* _PROBLEM STATEMENT_
How many lines in the listing below include the word "screenshot"? Reply with the count alone.
--*--
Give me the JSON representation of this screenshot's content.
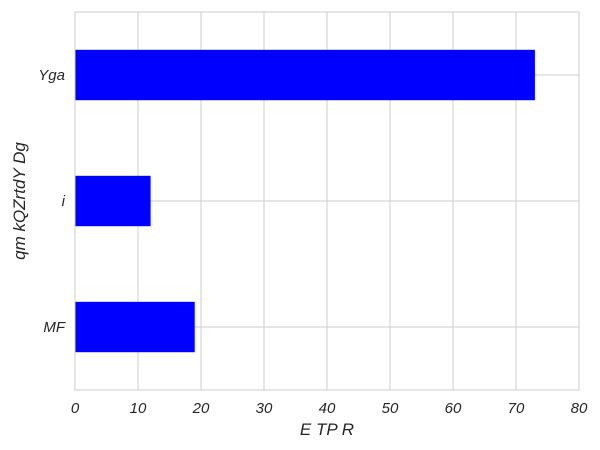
{
  "chart_data": {
    "type": "bar",
    "orientation": "horizontal",
    "categories": [
      "MF",
      "i",
      "Yga"
    ],
    "values": [
      19,
      12,
      73
    ],
    "xlabel": "E TP R",
    "ylabel": "qm kQZrtdY Dg",
    "xlim": [
      0,
      80
    ],
    "xticks": [
      0,
      10,
      20,
      30,
      40,
      50,
      60,
      70,
      80
    ],
    "bar_color": "#0000ff",
    "grid": true
  }
}
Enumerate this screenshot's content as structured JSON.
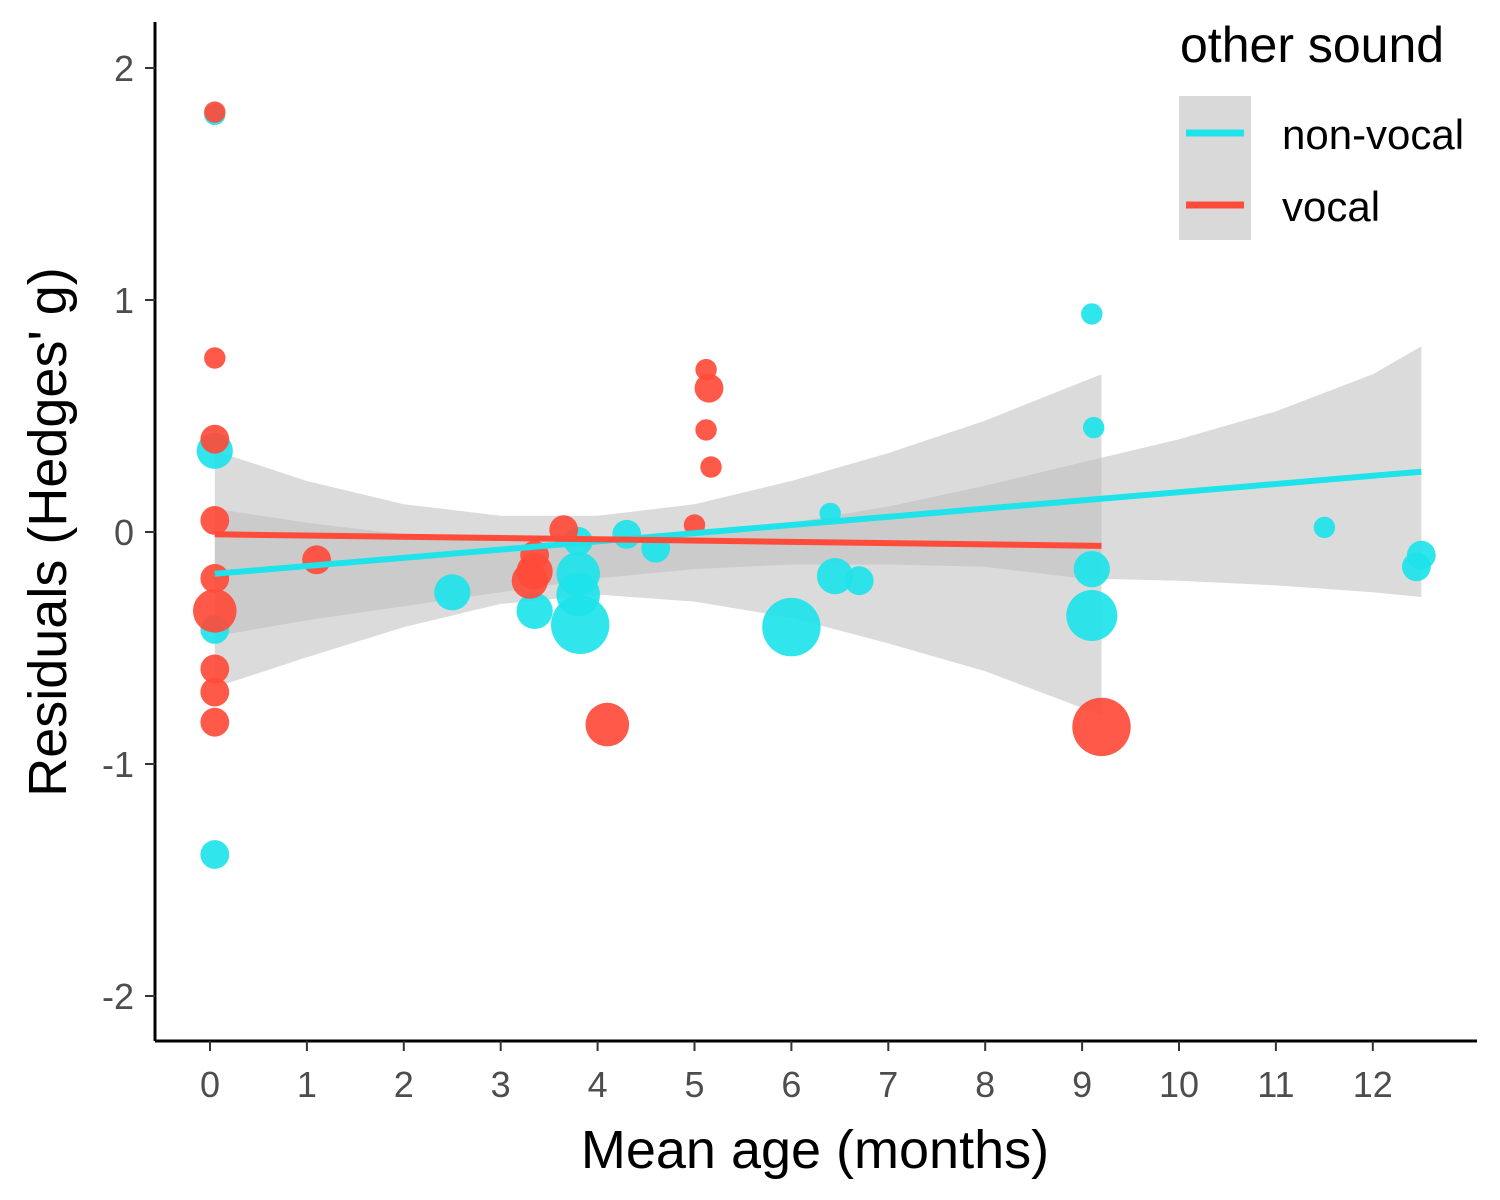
{
  "chart_data": {
    "type": "scatter",
    "xlabel": "Mean age (months)",
    "ylabel": "Residuals (Hedges' g)",
    "xlim": [
      -0.55,
      13.1
    ],
    "ylim": [
      -2.2,
      2.2
    ],
    "x_ticks": [
      0,
      1,
      2,
      3,
      4,
      5,
      6,
      7,
      8,
      9,
      10,
      11,
      12
    ],
    "y_ticks": [
      2,
      1,
      0,
      -1,
      -2
    ],
    "y_tick_labels": [
      "2",
      "1",
      "0",
      "-1",
      "-2"
    ],
    "grid": false,
    "legend": {
      "title": "other sound",
      "placement": "top-right",
      "entries": [
        {
          "label": "non-vocal",
          "color": "#1ee3ea"
        },
        {
          "label": "vocal",
          "color": "#ff4b3a"
        }
      ]
    },
    "colors": {
      "non_vocal": "#1ee3ea",
      "vocal": "#ff4b3a",
      "ribbon": "#bdbdbd"
    },
    "series": [
      {
        "name": "non-vocal",
        "color": "#1ee3ea",
        "points": [
          {
            "x": 0.05,
            "y": 1.8,
            "size": 1
          },
          {
            "x": 0.05,
            "y": 0.35,
            "size": 3
          },
          {
            "x": 0.05,
            "y": -0.42,
            "size": 2
          },
          {
            "x": 0.05,
            "y": -1.39,
            "size": 2
          },
          {
            "x": 2.5,
            "y": -0.26,
            "size": 3
          },
          {
            "x": 3.35,
            "y": -0.34,
            "size": 3
          },
          {
            "x": 3.8,
            "y": -0.04,
            "size": 2
          },
          {
            "x": 3.8,
            "y": -0.18,
            "size": 4
          },
          {
            "x": 3.8,
            "y": -0.27,
            "size": 4
          },
          {
            "x": 3.82,
            "y": -0.4,
            "size": 6
          },
          {
            "x": 4.3,
            "y": -0.01,
            "size": 2
          },
          {
            "x": 4.6,
            "y": -0.07,
            "size": 2
          },
          {
            "x": 6.0,
            "y": -0.41,
            "size": 6
          },
          {
            "x": 6.4,
            "y": 0.08,
            "size": 1
          },
          {
            "x": 6.45,
            "y": -0.19,
            "size": 3
          },
          {
            "x": 6.7,
            "y": -0.21,
            "size": 2
          },
          {
            "x": 9.1,
            "y": 0.94,
            "size": 1
          },
          {
            "x": 9.12,
            "y": 0.45,
            "size": 1
          },
          {
            "x": 9.1,
            "y": -0.16,
            "size": 3
          },
          {
            "x": 9.1,
            "y": -0.36,
            "size": 5
          },
          {
            "x": 11.5,
            "y": 0.02,
            "size": 1
          },
          {
            "x": 12.5,
            "y": -0.1,
            "size": 2
          },
          {
            "x": 12.45,
            "y": -0.15,
            "size": 2
          }
        ]
      },
      {
        "name": "vocal",
        "color": "#ff4b3a",
        "points": [
          {
            "x": 0.05,
            "y": 1.81,
            "size": 1
          },
          {
            "x": 0.05,
            "y": 0.75,
            "size": 1
          },
          {
            "x": 0.05,
            "y": 0.4,
            "size": 2
          },
          {
            "x": 0.05,
            "y": 0.05,
            "size": 2
          },
          {
            "x": 0.05,
            "y": -0.2,
            "size": 2
          },
          {
            "x": 0.05,
            "y": -0.34,
            "size": 4
          },
          {
            "x": 0.05,
            "y": -0.59,
            "size": 2
          },
          {
            "x": 0.05,
            "y": -0.69,
            "size": 2
          },
          {
            "x": 0.05,
            "y": -0.82,
            "size": 2
          },
          {
            "x": 1.1,
            "y": -0.12,
            "size": 2
          },
          {
            "x": 3.3,
            "y": -0.21,
            "size": 3
          },
          {
            "x": 3.35,
            "y": -0.17,
            "size": 3
          },
          {
            "x": 3.35,
            "y": -0.1,
            "size": 2
          },
          {
            "x": 3.65,
            "y": 0.01,
            "size": 2
          },
          {
            "x": 4.1,
            "y": -0.83,
            "size": 4
          },
          {
            "x": 5.0,
            "y": 0.03,
            "size": 1
          },
          {
            "x": 5.12,
            "y": 0.7,
            "size": 1
          },
          {
            "x": 5.15,
            "y": 0.62,
            "size": 2
          },
          {
            "x": 5.12,
            "y": 0.44,
            "size": 1
          },
          {
            "x": 5.17,
            "y": 0.28,
            "size": 1
          },
          {
            "x": 9.2,
            "y": -0.84,
            "size": 6
          }
        ]
      }
    ],
    "fits": [
      {
        "name": "non-vocal",
        "color": "#1ee3ea",
        "x": [
          0.05,
          12.5
        ],
        "y": [
          -0.18,
          0.26
        ],
        "band": {
          "x": [
            0.05,
            1,
            2,
            3,
            4,
            5,
            6,
            7,
            8,
            9,
            10,
            11,
            12,
            12.5
          ],
          "upper": [
            0.1,
            0.04,
            -0.01,
            -0.04,
            -0.04,
            -0.01,
            0.04,
            0.11,
            0.2,
            0.3,
            0.4,
            0.52,
            0.68,
            0.8
          ],
          "lower": [
            -0.45,
            -0.38,
            -0.32,
            -0.26,
            -0.2,
            -0.16,
            -0.14,
            -0.14,
            -0.15,
            -0.2,
            -0.21,
            -0.23,
            -0.26,
            -0.28
          ]
        }
      },
      {
        "name": "vocal",
        "color": "#ff4b3a",
        "x": [
          0.05,
          9.2
        ],
        "y": [
          -0.01,
          -0.06
        ],
        "band": {
          "x": [
            0.05,
            1,
            2,
            3,
            4,
            5,
            6,
            7,
            8,
            9.2
          ],
          "upper": [
            0.35,
            0.22,
            0.12,
            0.07,
            0.07,
            0.12,
            0.22,
            0.34,
            0.48,
            0.68
          ],
          "lower": [
            -0.67,
            -0.54,
            -0.41,
            -0.31,
            -0.27,
            -0.3,
            -0.37,
            -0.48,
            -0.6,
            -0.79
          ]
        }
      }
    ]
  }
}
--*--
* _THE RESULT_
2